Source data:
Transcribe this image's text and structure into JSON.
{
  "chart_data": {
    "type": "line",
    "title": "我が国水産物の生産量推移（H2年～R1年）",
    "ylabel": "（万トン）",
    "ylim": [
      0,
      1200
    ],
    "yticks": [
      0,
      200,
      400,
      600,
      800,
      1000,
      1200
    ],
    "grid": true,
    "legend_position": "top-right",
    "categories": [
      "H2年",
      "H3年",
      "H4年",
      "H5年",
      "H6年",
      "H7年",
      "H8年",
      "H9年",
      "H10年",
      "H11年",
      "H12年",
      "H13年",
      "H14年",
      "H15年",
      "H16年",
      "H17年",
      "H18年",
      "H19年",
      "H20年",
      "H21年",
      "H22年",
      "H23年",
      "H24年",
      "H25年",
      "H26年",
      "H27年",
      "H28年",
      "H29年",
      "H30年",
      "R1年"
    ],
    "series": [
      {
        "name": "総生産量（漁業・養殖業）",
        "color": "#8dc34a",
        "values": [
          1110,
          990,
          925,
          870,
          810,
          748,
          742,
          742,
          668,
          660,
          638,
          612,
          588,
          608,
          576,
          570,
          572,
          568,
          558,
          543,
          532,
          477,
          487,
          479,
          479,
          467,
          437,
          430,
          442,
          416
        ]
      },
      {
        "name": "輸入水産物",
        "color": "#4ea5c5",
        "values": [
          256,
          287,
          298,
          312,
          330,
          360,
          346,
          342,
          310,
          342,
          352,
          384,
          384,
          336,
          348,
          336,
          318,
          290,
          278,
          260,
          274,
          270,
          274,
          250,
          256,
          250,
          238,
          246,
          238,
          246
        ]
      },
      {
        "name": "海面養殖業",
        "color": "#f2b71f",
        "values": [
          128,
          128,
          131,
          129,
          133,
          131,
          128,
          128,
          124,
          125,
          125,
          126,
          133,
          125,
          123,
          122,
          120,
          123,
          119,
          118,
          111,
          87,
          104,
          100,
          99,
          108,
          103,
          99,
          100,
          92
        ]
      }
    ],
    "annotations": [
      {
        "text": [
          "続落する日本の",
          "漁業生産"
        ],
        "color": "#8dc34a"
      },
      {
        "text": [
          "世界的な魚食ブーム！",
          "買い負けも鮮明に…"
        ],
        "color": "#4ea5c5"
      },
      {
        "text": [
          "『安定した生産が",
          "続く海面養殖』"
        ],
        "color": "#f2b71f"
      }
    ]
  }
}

GIVEN PROBLEM -
Copy each line that contains the word "color".

TASK RESULT -
        "color": "#8dc34a",
        "color": "#4ea5c5",
        "color": "#f2b71f",
        "color": "#8dc34a"
        "color": "#4ea5c5"
        "color": "#f2b71f"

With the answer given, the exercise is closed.